**Given problem:**
Locate all lines in the data below that hold "Destacadas" and show them.

## BEGIN Source data

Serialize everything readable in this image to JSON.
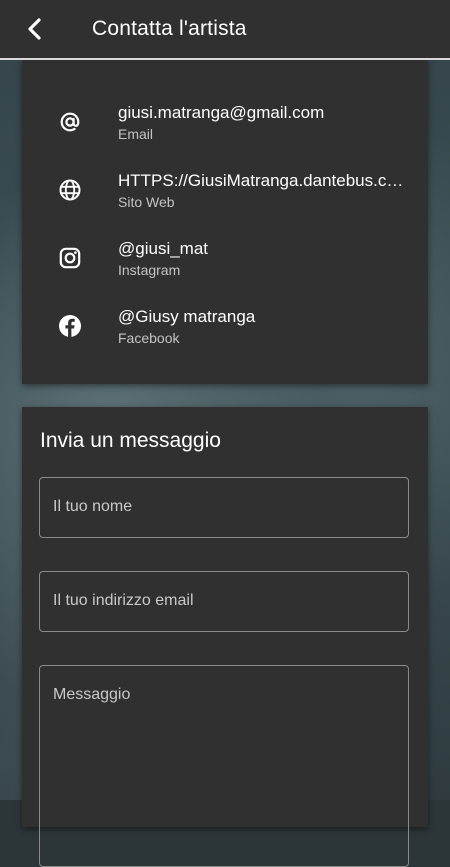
{
  "header": {
    "title": "Contatta l'artista",
    "back_icon": "chevron-left-icon"
  },
  "contacts": [
    {
      "icon": "at-sign-icon",
      "value": "giusi.matranga@gmail.com",
      "label": "Email"
    },
    {
      "icon": "globe-icon",
      "value": "HTTPS://GiusiMatranga.dantebus.com",
      "label": "Sito Web"
    },
    {
      "icon": "instagram-icon",
      "value": "@giusi_mat",
      "label": "Instagram"
    },
    {
      "icon": "facebook-icon",
      "value": "@Giusy matranga",
      "label": "Facebook"
    }
  ],
  "form": {
    "title": "Invia un messaggio",
    "name_placeholder": "Il tuo nome",
    "email_placeholder": "Il tuo indirizzo email",
    "message_placeholder": "Messaggio"
  },
  "colors": {
    "appbar": "#303030",
    "card": "#303030",
    "text": "#ffffff",
    "subtext": "#c4c4c4",
    "border": "#8a8a8a"
  }
}
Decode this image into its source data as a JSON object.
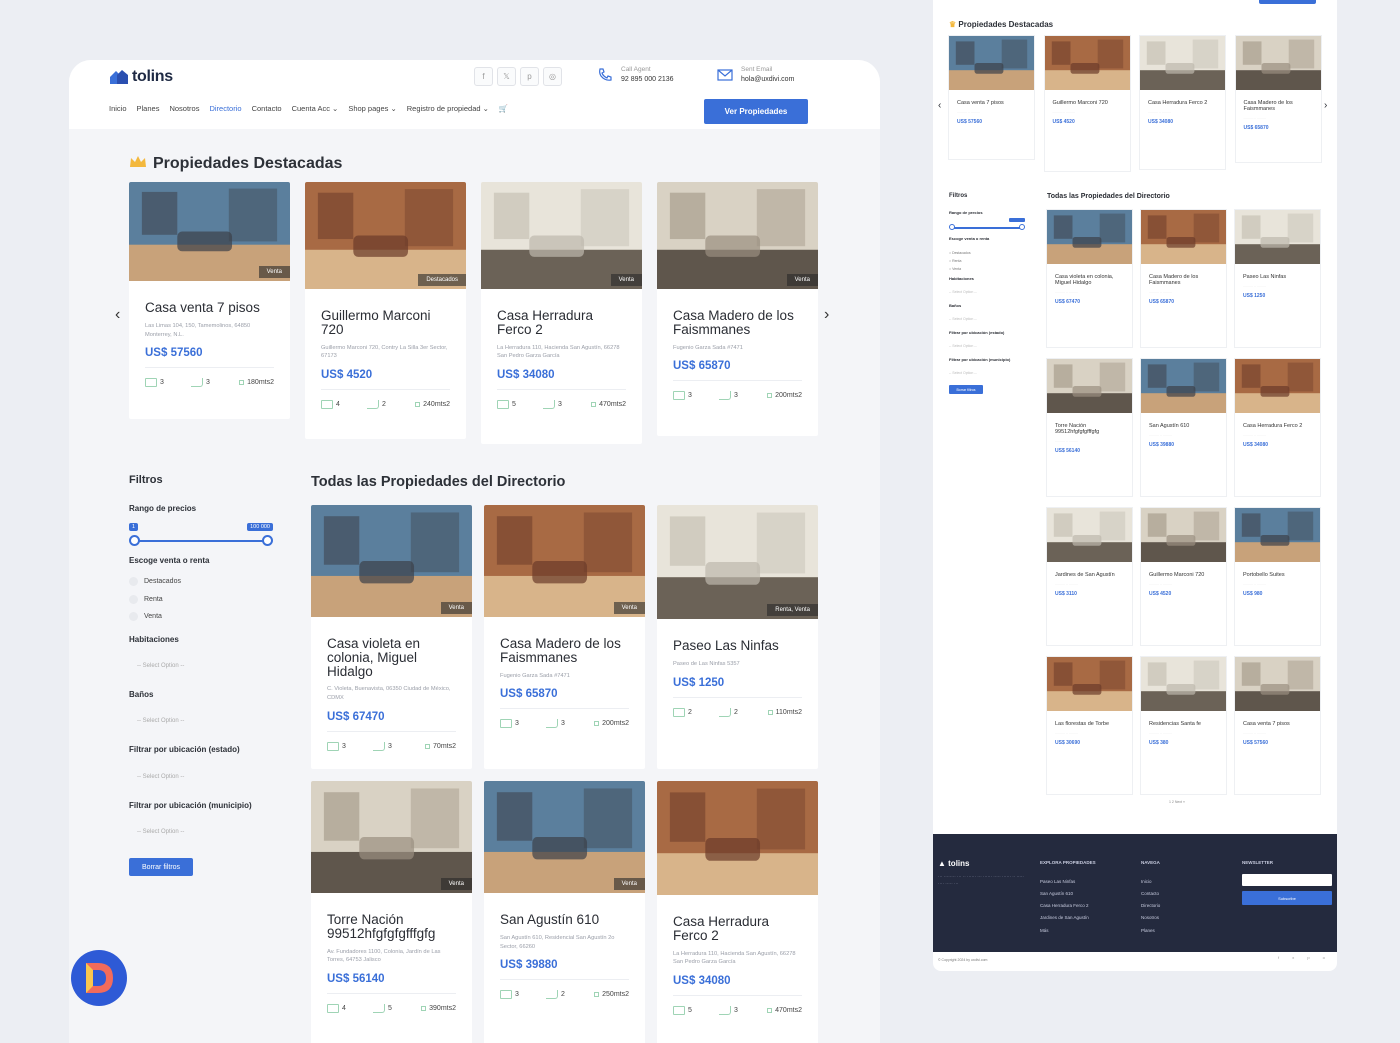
{
  "header": {
    "brand": "tolins",
    "call_label": "Call Agent",
    "call_value": "92 895 000 2136",
    "mail_label": "Sent Email",
    "mail_value": "hola@uxdivi.com",
    "cta": "Ver Propiedades",
    "socials": [
      {
        "icon": "facebook-icon",
        "glyph": "f"
      },
      {
        "icon": "x-icon",
        "glyph": "𝕏"
      },
      {
        "icon": "pinterest-icon",
        "glyph": "p"
      },
      {
        "icon": "instagram-icon",
        "glyph": "◎"
      }
    ],
    "nav": [
      {
        "label": "Inicio"
      },
      {
        "label": "Planes"
      },
      {
        "label": "Nosotros"
      },
      {
        "label": "Directorio",
        "active": true
      },
      {
        "label": "Contacto"
      },
      {
        "label": "Cuenta Acc ⌄"
      },
      {
        "label": "Shop pages ⌄"
      },
      {
        "label": "Registro de propiedad ⌄"
      },
      {
        "label": "🛒",
        "icon": "cart-icon"
      }
    ]
  },
  "featured": {
    "title": "Propiedades Destacadas",
    "items": [
      {
        "name": "Casa venta 7 pisos",
        "address": "Las Limas 104, 150, Tamemolinos, 64850 Monterrey, N.L.",
        "price": "US$ 57560",
        "beds": "3",
        "baths": "3",
        "area": "180mts2",
        "tag": "Venta"
      },
      {
        "name": "Guillermo Marconi 720",
        "address": "Guillermo Marconi 720, Contry La Silla 3er Sector, 67173",
        "price": "US$ 4520",
        "beds": "4",
        "baths": "2",
        "area": "240mts2",
        "tag": "Destacados"
      },
      {
        "name": "Casa Herradura Ferco 2",
        "address": "La Herradura 110, Hacienda San Agustín, 66278 San Pedro Garza García",
        "price": "US$ 34080",
        "beds": "5",
        "baths": "3",
        "area": "470mts2",
        "tag": "Venta"
      },
      {
        "name": "Casa Madero de los Faismmanes",
        "address": "Fugenio Garza Sada #7471",
        "price": "US$ 65870",
        "beds": "3",
        "baths": "3",
        "area": "200mts2",
        "tag": "Venta"
      }
    ]
  },
  "filters": {
    "title": "Filtros",
    "price_range": "Rango de precios",
    "min": "1",
    "max": "100 000",
    "min_value": 1,
    "max_value": 100000,
    "sale_label": "Escoge venta o renta",
    "options": [
      "Destacados",
      "Renta",
      "Venta"
    ],
    "rooms": "Habitaciones",
    "baths": "Baños",
    "state": "Filtrar por ubicación (estado)",
    "city": "Filtrar por ubicación (municipio)",
    "select": "-- Select Option --",
    "clear": "Borrar filtros"
  },
  "directory": {
    "title": "Todas las Propiedades del Directorio",
    "items": [
      {
        "name": "Casa violeta en colonia, Miguel Hidalgo",
        "address": "C. Violeta, Buenavista, 06350 Ciudad de México, CDMX",
        "price": "US$ 67470",
        "beds": "3",
        "baths": "3",
        "area": "70mts2",
        "tag": "Venta"
      },
      {
        "name": "Casa Madero de los Faismmanes",
        "address": "Fugenio Garza Sada #7471",
        "price": "US$ 65870",
        "beds": "3",
        "baths": "3",
        "area": "200mts2",
        "tag": "Venta"
      },
      {
        "name": "Paseo Las Ninfas",
        "address": "Paseo de Las Ninfas 5357",
        "price": "US$ 1250",
        "beds": "2",
        "baths": "2",
        "area": "110mts2",
        "tag": "Renta, Venta"
      },
      {
        "name": "Torre Nación 99512hfgfgfgfffgfg",
        "address": "Av. Fundadores 1100, Colonia, Jardín de Las Torres, 64753 Jalisco",
        "price": "US$ 56140",
        "beds": "4",
        "baths": "5",
        "area": "390mts2",
        "tag": "Venta"
      },
      {
        "name": "San Agustín 610",
        "address": "San Agustín 610, Residencial San Agustín 2o Sector, 66260",
        "price": "US$ 39880",
        "beds": "3",
        "baths": "2",
        "area": "250mts2",
        "tag": "Venta"
      },
      {
        "name": "Casa Herradura Ferco 2",
        "address": "La Herradura 110, Hacienda San Agustín, 66278 San Pedro Garza García",
        "price": "US$ 34080",
        "beds": "5",
        "baths": "3",
        "area": "470mts2",
        "tag": ""
      }
    ]
  },
  "preview": {
    "featured_title": "Propiedades Destacadas",
    "directory_title": "Todas las Propiedades del Directorio",
    "filters_title": "Filtros",
    "price_range": "Rango de precios",
    "sale_label": "Escoge venta o renta",
    "rooms": "Habitaciones",
    "baths": "Baños",
    "state": "Filtrar por ubicación (estado)",
    "city": "Filtrar por ubicación (municipio)",
    "clear": "Borrar filtros",
    "featured": [
      {
        "name": "Casa venta 7 pisos",
        "price": "US$ 57560"
      },
      {
        "name": "Guillermo Marconi 720",
        "price": "US$ 4520"
      },
      {
        "name": "Casa Herradura Ferco 2",
        "price": "US$ 34080"
      },
      {
        "name": "Casa Madero de los Faismmanes",
        "price": "US$ 65870"
      }
    ],
    "grid": [
      {
        "name": "Casa violeta en colonia, Miguel Hidalgo",
        "price": "US$ 67470"
      },
      {
        "name": "Casa Madero de los Faismmanes",
        "price": "US$ 65870"
      },
      {
        "name": "Paseo Las Ninfas",
        "price": "US$ 1250"
      },
      {
        "name": "Torre Nación 99512hfgfgfgfffgfg",
        "price": "US$ 56140"
      },
      {
        "name": "San Agustín 610",
        "price": "US$ 39880"
      },
      {
        "name": "Casa Herradura Ferco 2",
        "price": "US$ 34080"
      },
      {
        "name": "Jardines de San Agustín",
        "price": "US$ 3110"
      },
      {
        "name": "Guillermo Marconi 720",
        "price": "US$ 4520"
      },
      {
        "name": "Portobello Suites",
        "price": "US$ 980"
      },
      {
        "name": "Las florestas de Torbe",
        "price": "US$ 30690"
      },
      {
        "name": "Residencias Santa fe",
        "price": "US$ 380"
      },
      {
        "name": "Casa venta 7 pisos",
        "price": "US$ 57560"
      }
    ],
    "pagination": "1 2 Next »",
    "footer": {
      "brand": "tolins",
      "col1": "EXPLORA PROPIEDADES",
      "col2": "NAVEGA",
      "col3": "NEWSLETTER",
      "subscribe": "Subscribe",
      "copyright": "© Copyright 2024 by uxdivi.com",
      "links1": [
        "Paseo Las Ninfas",
        "San Agustín 610",
        "Casa Herradura Ferco 2",
        "Jardines de San Agustín",
        "Más"
      ],
      "links2": [
        "Inicio",
        "Contacto",
        "Directorio",
        "Nosotros",
        "Planes"
      ]
    }
  }
}
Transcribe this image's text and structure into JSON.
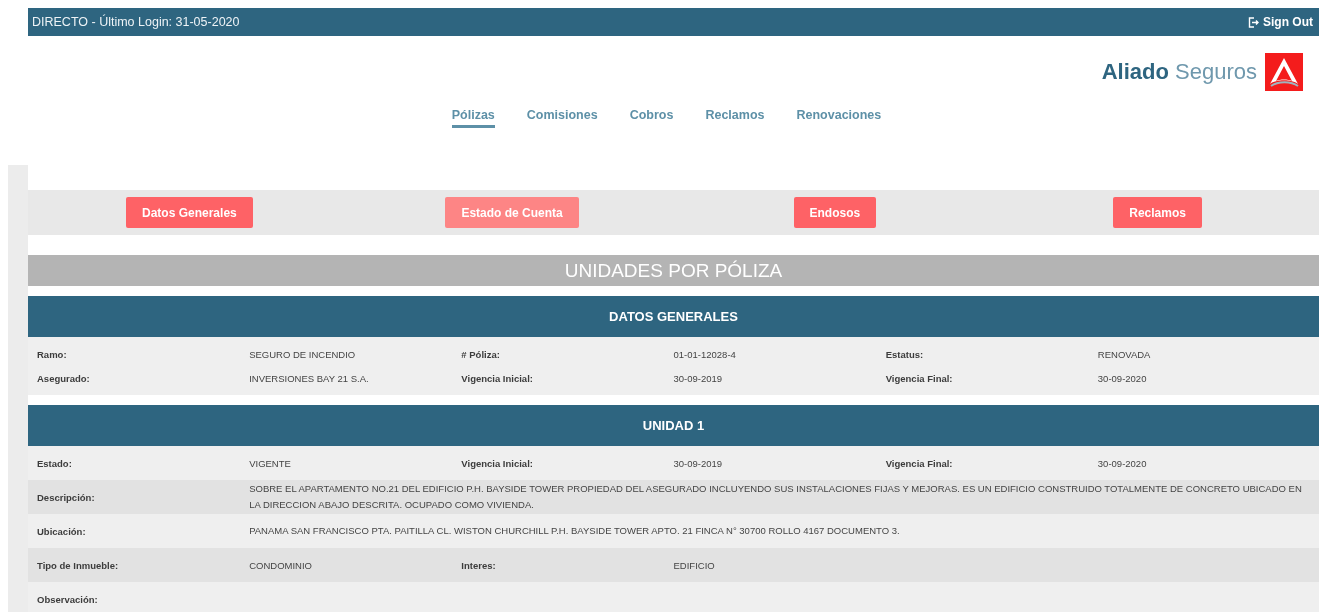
{
  "top_bar": {
    "login_text": "DIRECTO - Último Login: 31-05-2020",
    "sign_out": "Sign Out"
  },
  "logo": {
    "bold": "Aliado",
    "light": "Seguros"
  },
  "nav": [
    {
      "label": "Pólizas",
      "selected": true
    },
    {
      "label": "Comisiones",
      "selected": false
    },
    {
      "label": "Cobros",
      "selected": false
    },
    {
      "label": "Reclamos",
      "selected": false
    },
    {
      "label": "Renovaciones",
      "selected": false
    }
  ],
  "actions": [
    {
      "label": "Datos Generales",
      "dimmed": false
    },
    {
      "label": "Estado de Cuenta",
      "dimmed": true
    },
    {
      "label": "Endosos",
      "dimmed": false
    },
    {
      "label": "Reclamos",
      "dimmed": false
    }
  ],
  "page_title": "UNIDADES POR PÓLIZA",
  "sections": [
    {
      "title": "DATOS GENERALES",
      "striped": false,
      "rows": [
        {
          "cells": [
            {
              "label": "Ramo:",
              "value": "SEGURO DE INCENDIO"
            },
            {
              "label": "# Póliza:",
              "value": "01-01-12028-4"
            },
            {
              "label": "Estatus:",
              "value": "RENOVADA"
            }
          ]
        },
        {
          "cells": [
            {
              "label": "Asegurado:",
              "value": "INVERSIONES BAY 21 S.A."
            },
            {
              "label": "Vigencia Inicial:",
              "value": "30-09-2019"
            },
            {
              "label": "Vigencia Final:",
              "value": "30-09-2020"
            }
          ]
        }
      ]
    },
    {
      "title": "UNIDAD 1",
      "striped": true,
      "rows": [
        {
          "cells": [
            {
              "label": "Estado:",
              "value": "VIGENTE"
            },
            {
              "label": "Vigencia Inicial:",
              "value": "30-09-2019"
            },
            {
              "label": "Vigencia Final:",
              "value": "30-09-2020"
            }
          ]
        },
        {
          "cells": [
            {
              "label": "Descripción:",
              "value": "SOBRE EL APARTAMENTO NO.21 DEL EDIFICIO P.H. BAYSIDE TOWER PROPIEDAD DEL ASEGURADO INCLUYENDO SUS INSTALACIONES FIJAS Y MEJORAS. ES UN EDIFICIO CONSTRUIDO TOTALMENTE DE CONCRETO UBICADO EN LA DIRECCION ABAJO DESCRITA. OCUPADO COMO VIVIENDA."
            }
          ]
        },
        {
          "cells": [
            {
              "label": "Ubicación:",
              "value": "PANAMA SAN FRANCISCO PTA. PAITILLA CL. WISTON CHURCHILL P.H. BAYSIDE TOWER APTO. 21 FINCA N° 30700 ROLLO 4167 DOCUMENTO 3."
            }
          ]
        },
        {
          "cells": [
            {
              "label": "Tipo de Inmueble:",
              "value": "CONDOMINIO"
            },
            {
              "label": "Interes:",
              "value": "EDIFICIO"
            }
          ]
        },
        {
          "cells": [
            {
              "label": "Observación:"
            }
          ]
        }
      ]
    }
  ]
}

## END Source data

**Output below:**
    "title": "Propiedades Destacadas",
    "featured_title": "Propiedades Destacadas",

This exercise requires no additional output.